_Instructions for the task_: Drop the images; return everything else in the listing below exactly.
· · · ·
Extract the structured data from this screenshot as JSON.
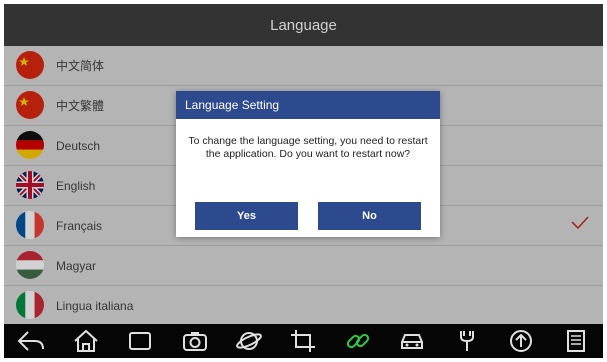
{
  "header": {
    "title": "Language"
  },
  "languages": [
    {
      "label": "中文简体",
      "flag": "china-flag-icon",
      "selected": false
    },
    {
      "label": "中文繁體",
      "flag": "china-flag-icon",
      "selected": false
    },
    {
      "label": "Deutsch",
      "flag": "germany-flag-icon",
      "selected": false
    },
    {
      "label": "English",
      "flag": "uk-flag-icon",
      "selected": false
    },
    {
      "label": "Français",
      "flag": "france-flag-icon",
      "selected": true
    },
    {
      "label": "Magyar",
      "flag": "hungary-flag-icon",
      "selected": false
    },
    {
      "label": "Lingua italiana",
      "flag": "italy-flag-icon",
      "selected": false
    }
  ],
  "dialog": {
    "title": "Language Setting",
    "message": "To change the language setting, you need to restart the application. Do you want to restart now?",
    "yes_label": "Yes",
    "no_label": "No"
  },
  "toolbar": {
    "icons": [
      "back-icon",
      "home-icon",
      "window-icon",
      "camera-icon",
      "browser-icon",
      "crop-icon",
      "link-icon",
      "car-icon",
      "wrench-icon",
      "upload-icon",
      "document-icon"
    ]
  },
  "colors": {
    "header_bg": "#333333",
    "dialog_accent": "#2e4a8e",
    "check": "#c0392b",
    "link_icon": "#2ecc40"
  }
}
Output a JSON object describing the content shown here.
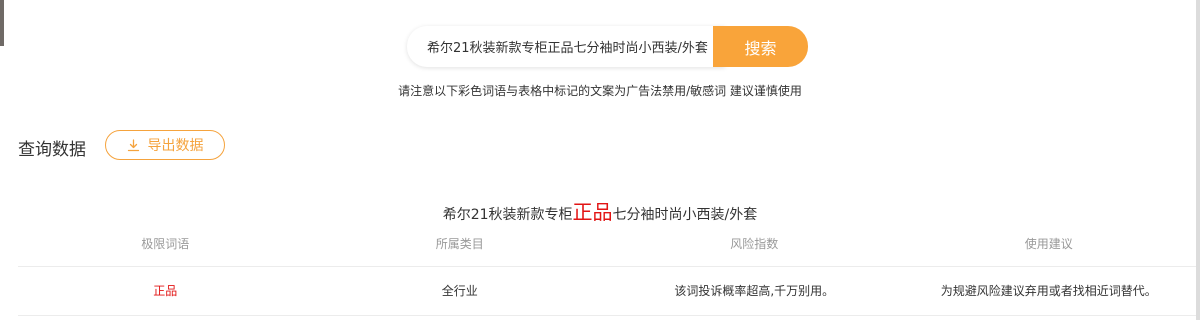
{
  "search": {
    "query": "希尔21秋装新款专柜正品七分袖时尚小西装/外套",
    "button_label": "搜索"
  },
  "notice": "请注意以下彩色词语与表格中标记的文案为广告法禁用/敏感词 建议谨慎使用",
  "section": {
    "title": "查询数据",
    "export_label": "导出数据"
  },
  "result": {
    "title_before": "希尔21秋装新款专柜",
    "title_highlight": "正品",
    "title_after": "七分袖时尚小西装/外套",
    "highlight_color": "#e21414"
  },
  "table": {
    "headers": [
      "极限词语",
      "所属类目",
      "风险指数",
      "使用建议"
    ],
    "rows": [
      [
        "正品",
        "全行业",
        "该词投诉概率超高,千万别用。",
        "为规避风险建议弃用或者找相近词替代。"
      ]
    ]
  },
  "colors": {
    "accent": "#f9a43a",
    "warning": "#e21414"
  }
}
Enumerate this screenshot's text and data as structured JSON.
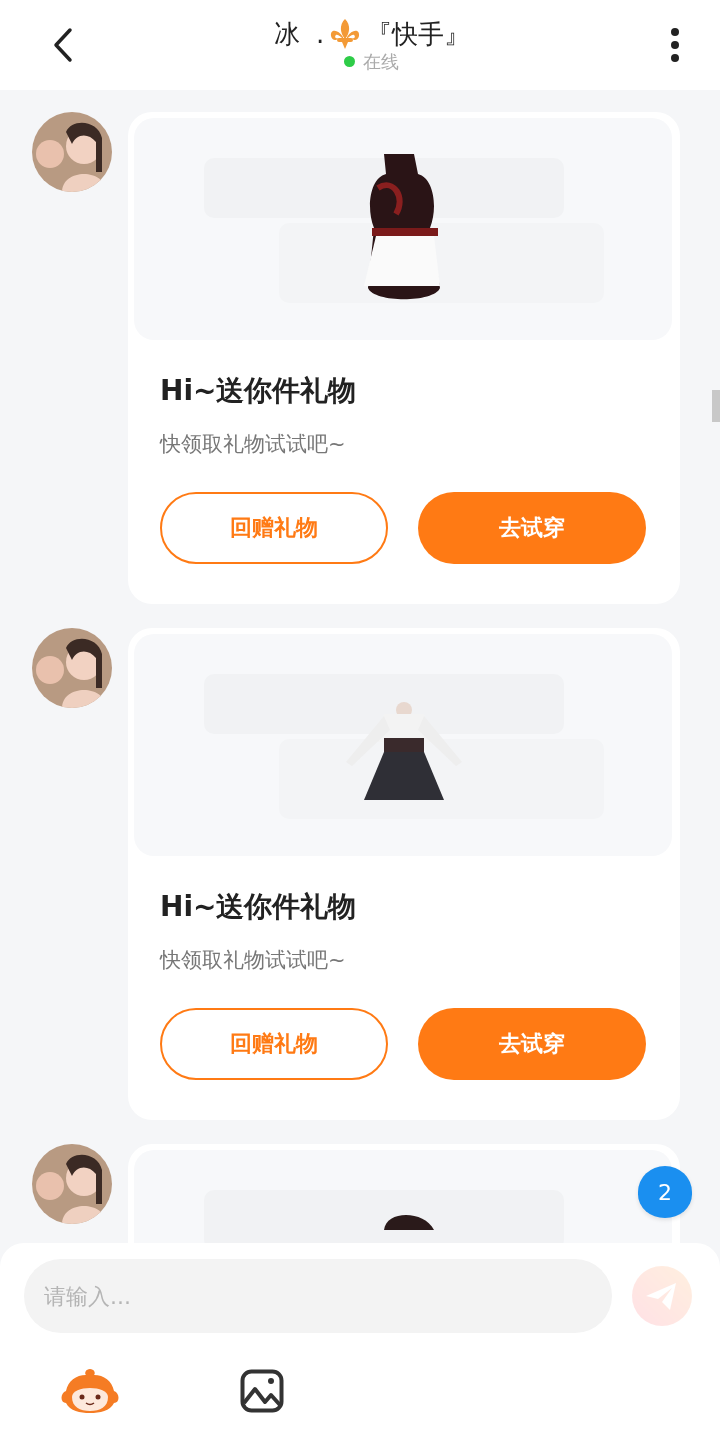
{
  "header": {
    "title_prefix": "冰  .",
    "title_suffix": "『快手』",
    "status": {
      "online": true,
      "label": "在线"
    }
  },
  "messages": [
    {
      "kind": "gift",
      "title": "Hi~送你件礼物",
      "subtitle": "快领取礼物试试吧~",
      "buttons": [
        {
          "label": "回赠礼物",
          "kind": "outline"
        },
        {
          "label": "去试穿",
          "kind": "filled"
        }
      ]
    },
    {
      "kind": "gift",
      "title": "Hi~送你件礼物",
      "subtitle": "快领取礼物试试吧~",
      "buttons": [
        {
          "label": "回赠礼物",
          "kind": "outline"
        },
        {
          "label": "去试穿",
          "kind": "filled"
        }
      ]
    },
    {
      "kind": "partial"
    }
  ],
  "unread_badge": "2",
  "composer": {
    "placeholder": "请输入...",
    "send_disabled": true
  }
}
· · · ·
_Task output_:
Extract the structured data from this screenshot as JSON.
{
  "header": {
    "title": "Language"
  },
  "languages": [
    {
      "label": "中文简体",
      "flag": "china-flag-icon",
      "selected": false
    },
    {
      "label": "中文繁體",
      "flag": "china-flag-icon",
      "selected": false
    },
    {
      "label": "Deutsch",
      "flag": "germany-flag-icon",
      "selected": false
    },
    {
      "label": "English",
      "flag": "uk-flag-icon",
      "selected": false
    },
    {
      "label": "Français",
      "flag": "france-flag-icon",
      "selected": true
    },
    {
      "label": "Magyar",
      "flag": "hungary-flag-icon",
      "selected": false
    },
    {
      "label": "Lingua italiana",
      "flag": "italy-flag-icon",
      "selected": false
    }
  ],
  "dialog": {
    "title": "Language Setting",
    "message": "To change the language setting, you need to restart the application. Do you want to restart now?",
    "yes_label": "Yes",
    "no_label": "No"
  },
  "toolbar": {
    "icons": [
      "back-icon",
      "home-icon",
      "window-icon",
      "camera-icon",
      "browser-icon",
      "crop-icon",
      "link-icon",
      "car-icon",
      "wrench-icon",
      "upload-icon",
      "document-icon"
    ]
  },
  "colors": {
    "header_bg": "#333333",
    "dialog_accent": "#2e4a8e",
    "check": "#c0392b",
    "link_icon": "#2ecc40"
  }
}
Output a JSON object describing the content shown here.
{
  "search": {
    "query": "希尔21秋装新款专柜正品七分袖时尚小西装/外套",
    "button_label": "搜索"
  },
  "notice": "请注意以下彩色词语与表格中标记的文案为广告法禁用/敏感词 建议谨慎使用",
  "section": {
    "title": "查询数据",
    "export_label": "导出数据"
  },
  "result": {
    "title_before": "希尔21秋装新款专柜",
    "title_highlight": "正品",
    "title_after": "七分袖时尚小西装/外套",
    "highlight_color": "#e21414"
  },
  "table": {
    "headers": [
      "极限词语",
      "所属类目",
      "风险指数",
      "使用建议"
    ],
    "rows": [
      [
        "正品",
        "全行业",
        "该词投诉概率超高,千万别用。",
        "为规避风险建议弃用或者找相近词替代。"
      ]
    ]
  },
  "colors": {
    "accent": "#f9a43a",
    "warning": "#e21414"
  }
}
Enumerate this screenshot's text and data as structured JSON.
{
  "header": {
    "title_prefix": "冰  .",
    "title_suffix": "『快手』",
    "status": {
      "online": true,
      "label": "在线"
    }
  },
  "messages": [
    {
      "kind": "gift",
      "title": "Hi~送你件礼物",
      "subtitle": "快领取礼物试试吧~",
      "buttons": [
        {
          "label": "回赠礼物",
          "kind": "outline"
        },
        {
          "label": "去试穿",
          "kind": "filled"
        }
      ]
    },
    {
      "kind": "gift",
      "title": "Hi~送你件礼物",
      "subtitle": "快领取礼物试试吧~",
      "buttons": [
        {
          "label": "回赠礼物",
          "kind": "outline"
        },
        {
          "label": "去试穿",
          "kind": "filled"
        }
      ]
    },
    {
      "kind": "partial"
    }
  ],
  "unread_badge": "2",
  "composer": {
    "placeholder": "请输入...",
    "send_disabled": true
  }
}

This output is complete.